▶ Problem statement: The answer is the full listing below, copied exactly, with its pictures omitted.

Start of Supplied entries

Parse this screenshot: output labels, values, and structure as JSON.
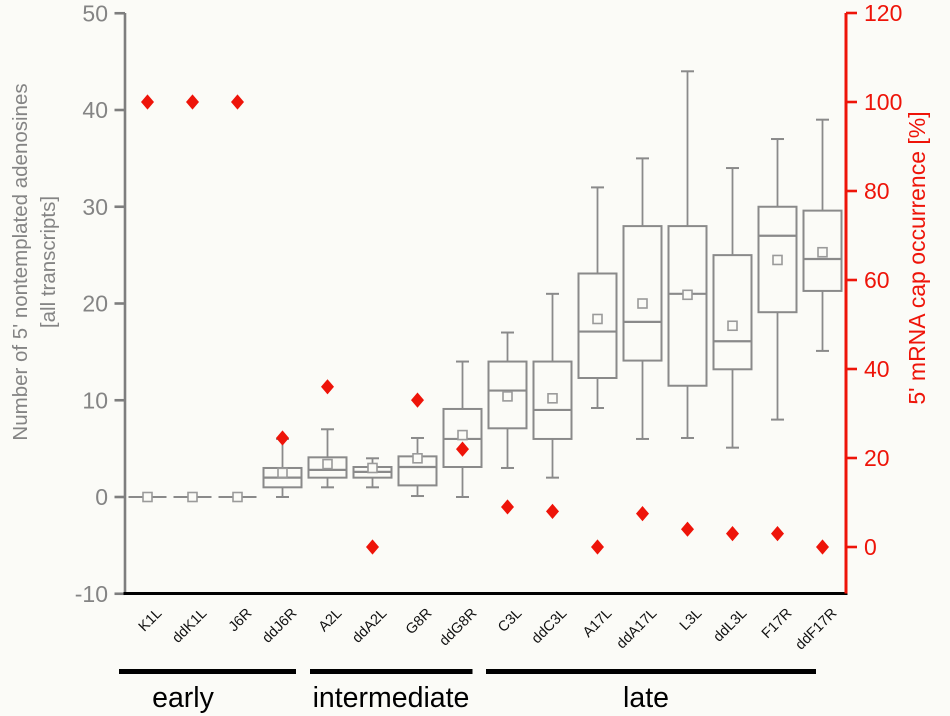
{
  "chart_data": {
    "type": "box",
    "title": "",
    "background": "#fbfbf7",
    "left_axis": {
      "label_line1": "Number of 5' nontemplated adenosines",
      "label_line2": "[all transcripts]",
      "min": -10,
      "max": 50,
      "ticks": [
        50,
        40,
        30,
        20,
        10,
        0,
        -10
      ],
      "color": "#848484"
    },
    "right_axis": {
      "label": "5' mRNA cap occurrence [%]",
      "min": 0,
      "max": 120,
      "ticks": [
        120,
        100,
        80,
        60,
        40,
        20,
        0
      ],
      "color": "#ee1409"
    },
    "categories": [
      "K1L",
      "ddK1L",
      "J6R",
      "ddJ6R",
      "A2L",
      "ddA2L",
      "G8R",
      "ddG8R",
      "C3L",
      "ddC3L",
      "A17L",
      "ddA17L",
      "L3L",
      "ddL3L",
      "F17R",
      "ddF17R"
    ],
    "groups": [
      {
        "label": "early",
        "categories": [
          "K1L",
          "ddK1L",
          "J6R",
          "ddJ6R"
        ]
      },
      {
        "label": "intermediate",
        "categories": [
          "A2L",
          "ddA2L",
          "G8R",
          "ddG8R"
        ]
      },
      {
        "label": "late",
        "categories": [
          "C3L",
          "ddC3L",
          "A17L",
          "ddA17L",
          "L3L",
          "ddL3L",
          "F17R",
          "ddF17R"
        ]
      }
    ],
    "series": [
      {
        "name": "Number of 5' nontemplated adenosines (box plots, left axis)",
        "type": "box",
        "axis": "left",
        "values": [
          {
            "category": "K1L",
            "low": 0,
            "q1": 0,
            "median": 0,
            "q3": 0,
            "high": 0,
            "mean": 0
          },
          {
            "category": "ddK1L",
            "low": 0,
            "q1": 0,
            "median": 0,
            "q3": 0,
            "high": 0,
            "mean": 0
          },
          {
            "category": "J6R",
            "low": 0,
            "q1": 0,
            "median": 0,
            "q3": 0,
            "high": 0,
            "mean": 0
          },
          {
            "category": "ddJ6R",
            "low": 0,
            "q1": 1,
            "median": 2,
            "q3": 3,
            "high": 6,
            "mean": 2.5
          },
          {
            "category": "A2L",
            "low": 1,
            "q1": 2,
            "median": 2.8,
            "q3": 4.1,
            "high": 7,
            "mean": 3.4
          },
          {
            "category": "ddA2L",
            "low": 1,
            "q1": 2,
            "median": 2.6,
            "q3": 3.1,
            "high": 4,
            "mean": 3
          },
          {
            "category": "G8R",
            "low": 0.1,
            "q1": 1.2,
            "median": 3.1,
            "q3": 4.2,
            "high": 6.1,
            "mean": 4
          },
          {
            "category": "ddG8R",
            "low": 0,
            "q1": 3.1,
            "median": 6,
            "q3": 9.1,
            "high": 14,
            "mean": 6.4
          },
          {
            "category": "C3L",
            "low": 3,
            "q1": 7.1,
            "median": 11,
            "q3": 14,
            "high": 17,
            "mean": 10.4
          },
          {
            "category": "ddC3L",
            "low": 2,
            "q1": 6,
            "median": 9,
            "q3": 14,
            "high": 21,
            "mean": 10.2
          },
          {
            "category": "A17L",
            "low": 9.2,
            "q1": 12.3,
            "median": 17.1,
            "q3": 23.1,
            "high": 32,
            "mean": 18.4
          },
          {
            "category": "ddA17L",
            "low": 6,
            "q1": 14.1,
            "median": 18.1,
            "q3": 28,
            "high": 35,
            "mean": 20
          },
          {
            "category": "L3L",
            "low": 6.1,
            "q1": 11.5,
            "median": 21,
            "q3": 28,
            "high": 44,
            "mean": 20.9
          },
          {
            "category": "ddL3L",
            "low": 5.1,
            "q1": 13.2,
            "median": 16.1,
            "q3": 25,
            "high": 34,
            "mean": 17.7
          },
          {
            "category": "F17R",
            "low": 8,
            "q1": 19.1,
            "median": 27,
            "q3": 30,
            "high": 37,
            "mean": 24.5
          },
          {
            "category": "ddF17R",
            "low": 15.1,
            "q1": 21.3,
            "median": 24.6,
            "q3": 29.6,
            "high": 39,
            "mean": 25.3
          }
        ]
      },
      {
        "name": "5' mRNA cap occurrence [%] (red diamonds, right axis)",
        "type": "scatter-diamond",
        "axis": "right",
        "values": [
          100,
          100,
          100,
          24.5,
          36,
          0,
          33,
          22,
          9,
          8,
          0,
          7.5,
          4,
          3,
          3,
          0
        ]
      }
    ],
    "layout_hints": {
      "legend": "none",
      "grid": "off",
      "box_color": "#8a8a8a",
      "marker_color": "#ee1409",
      "axis_black": "#000000"
    }
  }
}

End of Supplied entries

▶ The answer:
Parse this screenshot: output labels, values, and structure as JSON.
{
  "chart_data": {
    "type": "box",
    "title": "",
    "background": "#fbfbf7",
    "left_axis": {
      "label_line1": "Number of 5' nontemplated adenosines",
      "label_line2": "[all transcripts]",
      "min": -10,
      "max": 50,
      "ticks": [
        50,
        40,
        30,
        20,
        10,
        0,
        -10
      ],
      "color": "#848484"
    },
    "right_axis": {
      "label": "5' mRNA cap occurrence [%]",
      "min": 0,
      "max": 120,
      "ticks": [
        120,
        100,
        80,
        60,
        40,
        20,
        0
      ],
      "color": "#ee1409"
    },
    "categories": [
      "K1L",
      "ddK1L",
      "J6R",
      "ddJ6R",
      "A2L",
      "ddA2L",
      "G8R",
      "ddG8R",
      "C3L",
      "ddC3L",
      "A17L",
      "ddA17L",
      "L3L",
      "ddL3L",
      "F17R",
      "ddF17R"
    ],
    "groups": [
      {
        "label": "early",
        "categories": [
          "K1L",
          "ddK1L",
          "J6R",
          "ddJ6R"
        ]
      },
      {
        "label": "intermediate",
        "categories": [
          "A2L",
          "ddA2L",
          "G8R",
          "ddG8R"
        ]
      },
      {
        "label": "late",
        "categories": [
          "C3L",
          "ddC3L",
          "A17L",
          "ddA17L",
          "L3L",
          "ddL3L",
          "F17R",
          "ddF17R"
        ]
      }
    ],
    "series": [
      {
        "name": "Number of 5' nontemplated adenosines (box plots, left axis)",
        "type": "box",
        "axis": "left",
        "values": [
          {
            "category": "K1L",
            "low": 0,
            "q1": 0,
            "median": 0,
            "q3": 0,
            "high": 0,
            "mean": 0
          },
          {
            "category": "ddK1L",
            "low": 0,
            "q1": 0,
            "median": 0,
            "q3": 0,
            "high": 0,
            "mean": 0
          },
          {
            "category": "J6R",
            "low": 0,
            "q1": 0,
            "median": 0,
            "q3": 0,
            "high": 0,
            "mean": 0
          },
          {
            "category": "ddJ6R",
            "low": 0,
            "q1": 1,
            "median": 2,
            "q3": 3,
            "high": 6,
            "mean": 2.5
          },
          {
            "category": "A2L",
            "low": 1,
            "q1": 2,
            "median": 2.8,
            "q3": 4.1,
            "high": 7,
            "mean": 3.4
          },
          {
            "category": "ddA2L",
            "low": 1,
            "q1": 2,
            "median": 2.6,
            "q3": 3.1,
            "high": 4,
            "mean": 3
          },
          {
            "category": "G8R",
            "low": 0.1,
            "q1": 1.2,
            "median": 3.1,
            "q3": 4.2,
            "high": 6.1,
            "mean": 4
          },
          {
            "category": "ddG8R",
            "low": 0,
            "q1": 3.1,
            "median": 6,
            "q3": 9.1,
            "high": 14,
            "mean": 6.4
          },
          {
            "category": "C3L",
            "low": 3,
            "q1": 7.1,
            "median": 11,
            "q3": 14,
            "high": 17,
            "mean": 10.4
          },
          {
            "category": "ddC3L",
            "low": 2,
            "q1": 6,
            "median": 9,
            "q3": 14,
            "high": 21,
            "mean": 10.2
          },
          {
            "category": "A17L",
            "low": 9.2,
            "q1": 12.3,
            "median": 17.1,
            "q3": 23.1,
            "high": 32,
            "mean": 18.4
          },
          {
            "category": "ddA17L",
            "low": 6,
            "q1": 14.1,
            "median": 18.1,
            "q3": 28,
            "high": 35,
            "mean": 20
          },
          {
            "category": "L3L",
            "low": 6.1,
            "q1": 11.5,
            "median": 21,
            "q3": 28,
            "high": 44,
            "mean": 20.9
          },
          {
            "category": "ddL3L",
            "low": 5.1,
            "q1": 13.2,
            "median": 16.1,
            "q3": 25,
            "high": 34,
            "mean": 17.7
          },
          {
            "category": "F17R",
            "low": 8,
            "q1": 19.1,
            "median": 27,
            "q3": 30,
            "high": 37,
            "mean": 24.5
          },
          {
            "category": "ddF17R",
            "low": 15.1,
            "q1": 21.3,
            "median": 24.6,
            "q3": 29.6,
            "high": 39,
            "mean": 25.3
          }
        ]
      },
      {
        "name": "5' mRNA cap occurrence [%] (red diamonds, right axis)",
        "type": "scatter-diamond",
        "axis": "right",
        "values": [
          100,
          100,
          100,
          24.5,
          36,
          0,
          33,
          22,
          9,
          8,
          0,
          7.5,
          4,
          3,
          3,
          0
        ]
      }
    ],
    "layout_hints": {
      "legend": "none",
      "grid": "off",
      "box_color": "#8a8a8a",
      "marker_color": "#ee1409",
      "axis_black": "#000000"
    }
  }
}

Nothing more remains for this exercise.